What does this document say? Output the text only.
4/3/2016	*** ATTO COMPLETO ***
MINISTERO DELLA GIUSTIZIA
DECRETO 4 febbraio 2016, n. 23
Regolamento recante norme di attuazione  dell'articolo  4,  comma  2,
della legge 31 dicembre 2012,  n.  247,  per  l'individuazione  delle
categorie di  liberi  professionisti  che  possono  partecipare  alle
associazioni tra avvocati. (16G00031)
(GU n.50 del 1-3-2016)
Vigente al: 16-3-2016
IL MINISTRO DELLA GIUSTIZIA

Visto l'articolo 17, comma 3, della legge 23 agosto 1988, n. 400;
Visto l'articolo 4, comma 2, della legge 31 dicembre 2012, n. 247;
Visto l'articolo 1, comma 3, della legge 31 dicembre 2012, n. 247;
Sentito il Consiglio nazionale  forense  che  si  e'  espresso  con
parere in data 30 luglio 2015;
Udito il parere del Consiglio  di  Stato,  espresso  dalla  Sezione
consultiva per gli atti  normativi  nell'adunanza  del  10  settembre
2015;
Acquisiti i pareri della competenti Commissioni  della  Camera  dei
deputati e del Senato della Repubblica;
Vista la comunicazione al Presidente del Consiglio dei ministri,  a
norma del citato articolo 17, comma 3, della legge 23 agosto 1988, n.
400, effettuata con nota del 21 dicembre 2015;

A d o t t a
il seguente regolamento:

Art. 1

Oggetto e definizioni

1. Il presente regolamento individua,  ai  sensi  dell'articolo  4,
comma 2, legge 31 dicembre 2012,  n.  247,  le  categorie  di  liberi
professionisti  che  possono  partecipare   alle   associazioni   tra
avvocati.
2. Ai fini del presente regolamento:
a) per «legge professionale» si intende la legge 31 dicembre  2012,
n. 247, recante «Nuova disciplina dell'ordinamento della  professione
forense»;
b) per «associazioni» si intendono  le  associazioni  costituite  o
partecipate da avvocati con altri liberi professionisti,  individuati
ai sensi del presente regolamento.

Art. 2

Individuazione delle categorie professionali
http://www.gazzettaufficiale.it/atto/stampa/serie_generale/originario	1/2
****************
**DIRECTIONS:** Write the data from above out again, exactly.

**RESPONSE:**
What does this document say? Output the text only.
4/3/2016	*** ATTO COMPLETO ***
MINISTERO DELLA GIUSTIZIA
DECRETO 4 febbraio 2016, n. 23
Regolamento recante norme di attuazione  dell'articolo  4,  comma  2,
della legge 31 dicembre 2012,  n.  247,  per  l'individuazione  delle
categorie di  liberi  professionisti  che  possono  partecipare  alle
associazioni tra avvocati. (16G00031)
(GU n.50 del 1-3-2016)
Vigente al: 16-3-2016
IL MINISTRO DELLA GIUSTIZIA

Visto l'articolo 17, comma 3, della legge 23 agosto 1988, n. 400;
Visto l'articolo 4, comma 2, della legge 31 dicembre 2012, n. 247;
Visto l'articolo 1, comma 3, della legge 31 dicembre 2012, n. 247;
Sentito il Consiglio nazionale  forense  che  si  e'  espresso  con
parere in data 30 luglio 2015;
Udito il parere del Consiglio  di  Stato,  espresso  dalla  Sezione
consultiva per gli atti  normativi  nell'adunanza  del  10  settembre
2015;
Acquisiti i pareri della competenti Commissioni  della  Camera  dei
deputati e del Senato della Repubblica;
Vista la comunicazione al Presidente del Consiglio dei ministri,  a
norma del citato articolo 17, comma 3, della legge 23 agosto 1988, n.
400, effettuata con nota del 21 dicembre 2015;

A d o t t a
il seguente regolamento:

Art. 1

Oggetto e definizioni

1. Il presente regolamento individua,  ai  sensi  dell'articolo  4,
comma 2, legge 31 dicembre 2012,  n.  247,  le  categorie  di  liberi
professionisti  che  possono  partecipare   alle   associazioni   tra
avvocati.
2. Ai fini del presente regolamento:
a) per «legge professionale» si intende la legge 31 dicembre  2012,
n. 247, recante «Nuova disciplina dell'ordinamento della  professione
forense»;
b) per «associazioni» si intendono  le  associazioni  costituite  o
partecipate da avvocati con altri liberi professionisti,  individuati
ai sensi del presente regolamento.

Art. 2

Individuazione delle categorie professionali
http://www.gazzettaufficiale.it/atto/stampa/serie_generale/originario	1/2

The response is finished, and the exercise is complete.